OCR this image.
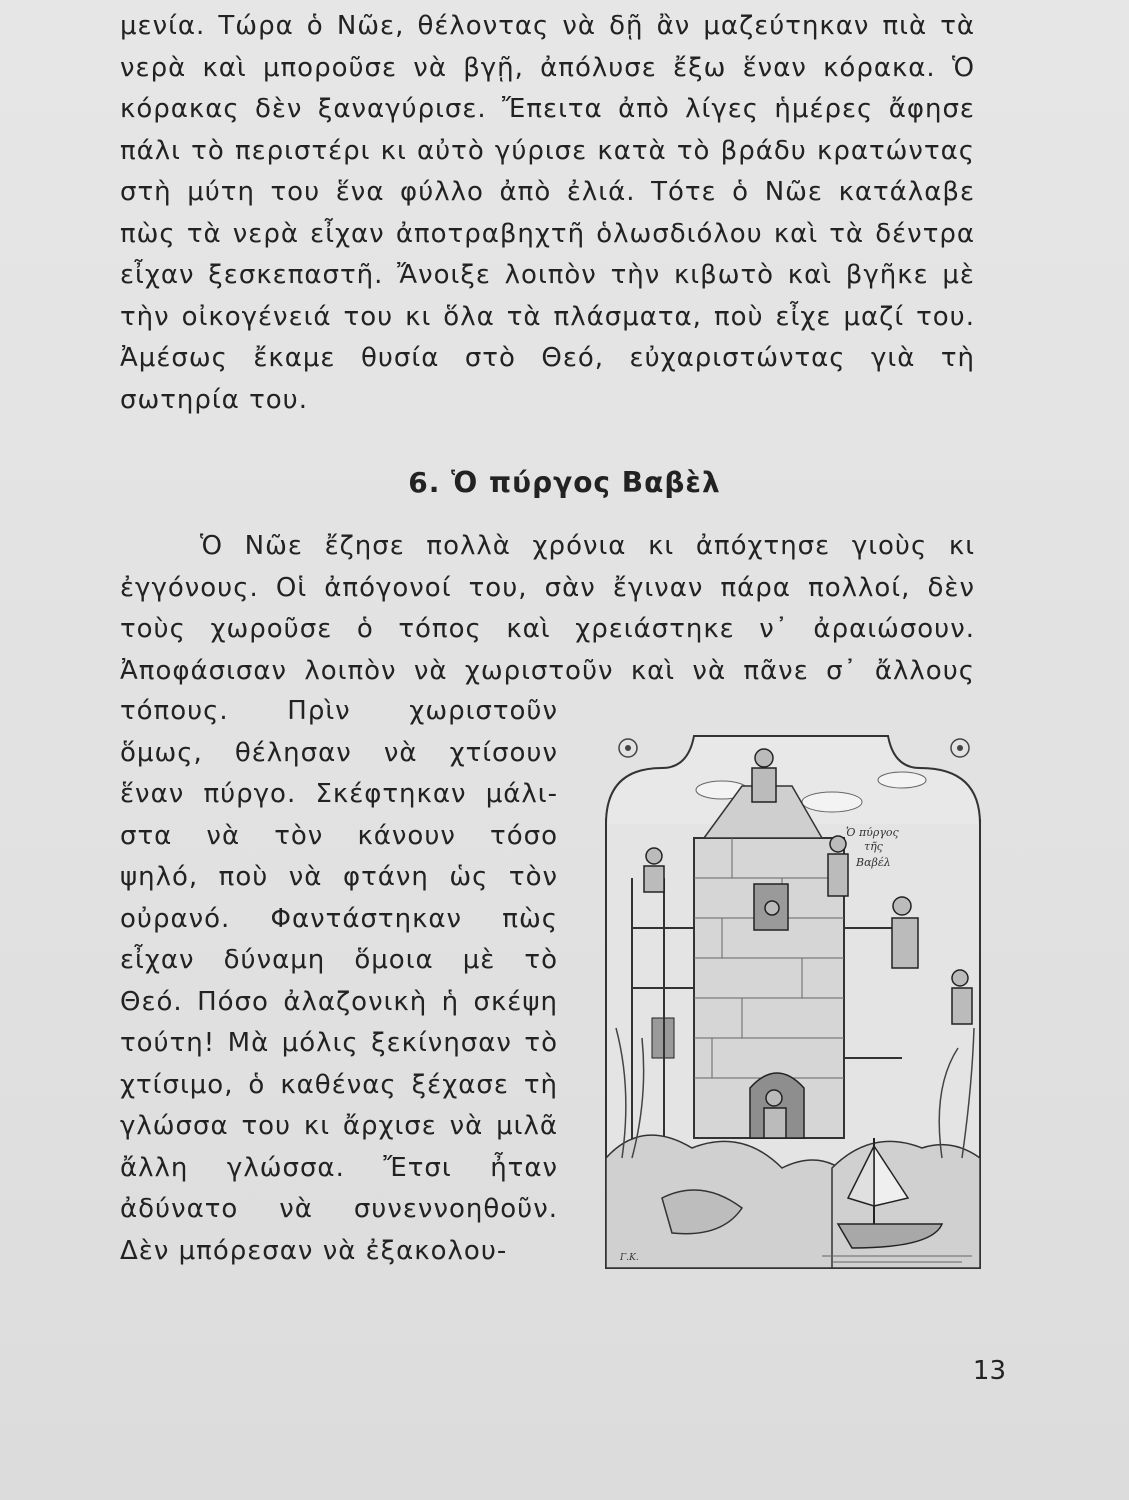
μενία. Τώρα ὁ Νῶε, θέλοντας νὰ δῇ ἂν μαζεύτηκαν πιὰ τὰ νερὰ καὶ μποροῦσε νὰ βγῇ, ἀπόλυσε ἔξω ἕναν κόρακα. Ὁ κόρακας δὲν ξαναγύρισε. Ἔπειτα ἀπὸ λίγες ἡμέρες ἄφησε πάλι τὸ περιστέρι κι αὐτὸ γύρισε κατὰ τὸ βράδυ κρατώντας στὴ μύτη του ἕνα φύλλο ἀπὸ ἐλιά. Τότε ὁ Νῶε κατάλαβε πὼς τὰ νερὰ εἶχαν ἀποτραβηχτῆ ὁλωσδιόλου καὶ τὰ δέντρα εἶχαν ξεσκεπαστῆ. Ἄνοιξε λοιπὸν τὴν κιβωτὸ καὶ βγῆκε μὲ τὴν οἰκογένειά του κι ὅλα τὰ πλάσματα, ποὺ εἶχε μαζί του. Ἀμέσως ἔκαμε θυσία στὸ Θεό, εὐχαριστώντας γιὰ τὴ σωτηρία του.

6. Ὁ πύργος Βαβὲλ

Ὁ Νῶε ἔζησε πολλὰ χρόνια κι ἀπόχτησε γιοὺς κι ἐγγόνους. Οἱ ἀπόγονοί του, σὰν ἔγιναν πάρα πολλοί, δὲν τοὺς χωροῦσε ὁ τόπος καὶ χρειάστηκε ν᾿ ἀραιώσουν. Ἀποφάσισαν λοιπὸν νὰ χωριστοῦν καὶ νὰ πᾶνε σ᾿ ἄλλους

τόπους. Πρὶν χωριστοῦν
ὅμως, θέλησαν νὰ χτίσουν
ἕναν πύργο. Σκέφτηκαν μάλι-
στα νὰ τὸν κάνουν τόσο
ψηλό, ποὺ νὰ φτάνη ὡς τὸν
οὐρανό. Φαντάστηκαν πὼς
εἶχαν δύναμη ὅμοια μὲ τὸ
Θεό. Πόσο ἀλαζονικὴ ἡ σκέψη
τούτη! Μὰ μόλις ξεκίνησαν τὸ
χτίσιμο, ὁ καθένας ξέχασε τὴ
γλώσσα του κι ἄρχισε νὰ μιλᾶ
ἄλλη γλώσσα. Ἔτσι ἦταν
ἀδύνατο νὰ συνεννοηθοῦν.
Δὲν μπόρεσαν νὰ ἐξακολου-
Ὁ πύργος
τῆς
Βαβέλ
Γ.Κ.

13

□ □ □ □

> _TASK OBJECTIVE_
Identify all lines in the records above with the word "χωριστοῦν".

> _TASK OUTPUT_
Ὁ Νῶε ἔζησε πολλὰ χρόνια κι ἀπόχτησε γιοὺς κι ἐγγόνους. Οἱ ἀπόγονοί του, σὰν ἔγιναν πάρα πολλοί, δὲν τοὺς χωροῦσε ὁ τόπος καὶ χρειάστηκε ν᾿ ἀραιώσουν. Ἀποφάσισαν λοιπὸν νὰ χωριστοῦν καὶ νὰ πᾶνε σ᾿ ἄλλους
τόπους. Πρὶν χωριστοῦν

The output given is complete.